Directions
Copy the line containing "Convert this screenshot", then all lines after it up to and including the final line of the material, exactly and without additions.

─── Given records ───

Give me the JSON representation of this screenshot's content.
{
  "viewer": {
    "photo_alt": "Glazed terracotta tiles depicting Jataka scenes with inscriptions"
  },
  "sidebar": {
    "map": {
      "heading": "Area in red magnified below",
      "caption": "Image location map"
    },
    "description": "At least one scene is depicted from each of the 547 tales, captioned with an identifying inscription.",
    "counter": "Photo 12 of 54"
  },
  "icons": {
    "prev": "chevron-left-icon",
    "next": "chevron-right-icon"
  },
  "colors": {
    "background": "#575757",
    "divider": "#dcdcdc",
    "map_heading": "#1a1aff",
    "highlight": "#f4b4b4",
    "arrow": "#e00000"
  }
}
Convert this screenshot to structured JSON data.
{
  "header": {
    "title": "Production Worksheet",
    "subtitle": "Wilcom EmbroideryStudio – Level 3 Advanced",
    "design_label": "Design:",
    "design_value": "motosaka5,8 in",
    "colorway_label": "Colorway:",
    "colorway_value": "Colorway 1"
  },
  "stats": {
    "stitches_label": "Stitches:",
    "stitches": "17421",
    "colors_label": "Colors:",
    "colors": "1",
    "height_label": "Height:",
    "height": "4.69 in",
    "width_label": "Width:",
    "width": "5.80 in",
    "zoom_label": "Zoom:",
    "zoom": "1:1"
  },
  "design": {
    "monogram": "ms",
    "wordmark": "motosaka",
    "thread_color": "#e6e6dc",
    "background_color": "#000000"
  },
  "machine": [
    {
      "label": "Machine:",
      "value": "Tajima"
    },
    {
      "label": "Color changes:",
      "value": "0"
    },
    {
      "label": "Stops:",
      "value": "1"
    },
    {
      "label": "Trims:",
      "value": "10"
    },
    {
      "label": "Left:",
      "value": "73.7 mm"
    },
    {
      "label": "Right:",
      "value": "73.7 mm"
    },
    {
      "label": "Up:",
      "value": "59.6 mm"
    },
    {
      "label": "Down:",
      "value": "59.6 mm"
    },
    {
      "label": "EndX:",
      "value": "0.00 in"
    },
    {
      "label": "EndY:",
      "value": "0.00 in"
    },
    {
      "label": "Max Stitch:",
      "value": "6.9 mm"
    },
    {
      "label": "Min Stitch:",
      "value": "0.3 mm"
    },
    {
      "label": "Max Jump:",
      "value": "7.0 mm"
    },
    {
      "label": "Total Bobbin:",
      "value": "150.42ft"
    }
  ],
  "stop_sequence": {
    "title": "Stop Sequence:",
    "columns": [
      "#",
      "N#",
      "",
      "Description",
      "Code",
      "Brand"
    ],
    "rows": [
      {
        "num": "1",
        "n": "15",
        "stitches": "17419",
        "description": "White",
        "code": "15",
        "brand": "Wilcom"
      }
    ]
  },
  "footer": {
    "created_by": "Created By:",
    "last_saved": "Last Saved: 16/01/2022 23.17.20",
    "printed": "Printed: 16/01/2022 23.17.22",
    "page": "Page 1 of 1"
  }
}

───

Exercise solution
Convert this screenshot to structured JSON data.
{
  "header": {
    "title": "Production Worksheet",
    "subtitle": "Wilcom EmbroideryStudio – Level 3 Advanced",
    "design_label": "Design:",
    "design_value": "motosaka5,8 in",
    "colorway_label": "Colorway:",
    "colorway_value": "Colorway 1"
  },
  "stats": {
    "stitches_label": "Stitches:",
    "stitches": "17421",
    "colors_label": "Colors:",
    "colors": "1",
    "height_label": "Height:",
    "height": "4.69 in",
    "width_label": "Width:",
    "width": "5.80 in",
    "zoom_label": "Zoom:",
    "zoom": "1:1"
  },
  "design": {
    "monogram": "ms",
    "wordmark": "motosaka",
    "thread_color": "#e6e6dc",
    "background_color": "#000000"
  },
  "machine": [
    {
      "label": "Machine:",
      "value": "Tajima"
    },
    {
      "label": "Color changes:",
      "value": "0"
    },
    {
      "label": "Stops:",
      "value": "1"
    },
    {
      "label": "Trims:",
      "value": "10"
    },
    {
      "label": "Left:",
      "value": "73.7 mm"
    },
    {
      "label": "Right:",
      "value": "73.7 mm"
    },
    {
      "label": "Up:",
      "value": "59.6 mm"
    },
    {
      "label": "Down:",
      "value": "59.6 mm"
    },
    {
      "label": "EndX:",
      "value": "0.00 in"
    },
    {
      "label": "EndY:",
      "value": "0.00 in"
    },
    {
      "label": "Max Stitch:",
      "value": "6.9 mm"
    },
    {
      "label": "Min Stitch:",
      "value": "0.3 mm"
    },
    {
      "label": "Max Jump:",
      "value": "7.0 mm"
    },
    {
      "label": "Total Bobbin:",
      "value": "150.42ft"
    }
  ],
  "stop_sequence": {
    "title": "Stop Sequence:",
    "columns": [
      "#",
      "N#",
      "",
      "Description",
      "Code",
      "Brand"
    ],
    "rows": [
      {
        "num": "1",
        "n": "15",
        "stitches": "17419",
        "description": "White",
        "code": "15",
        "brand": "Wilcom"
      }
    ]
  },
  "footer": {
    "created_by": "Created By:",
    "last_saved": "Last Saved: 16/01/2022 23.17.20",
    "printed": "Printed: 16/01/2022 23.17.22",
    "page": "Page 1 of 1"
  }
}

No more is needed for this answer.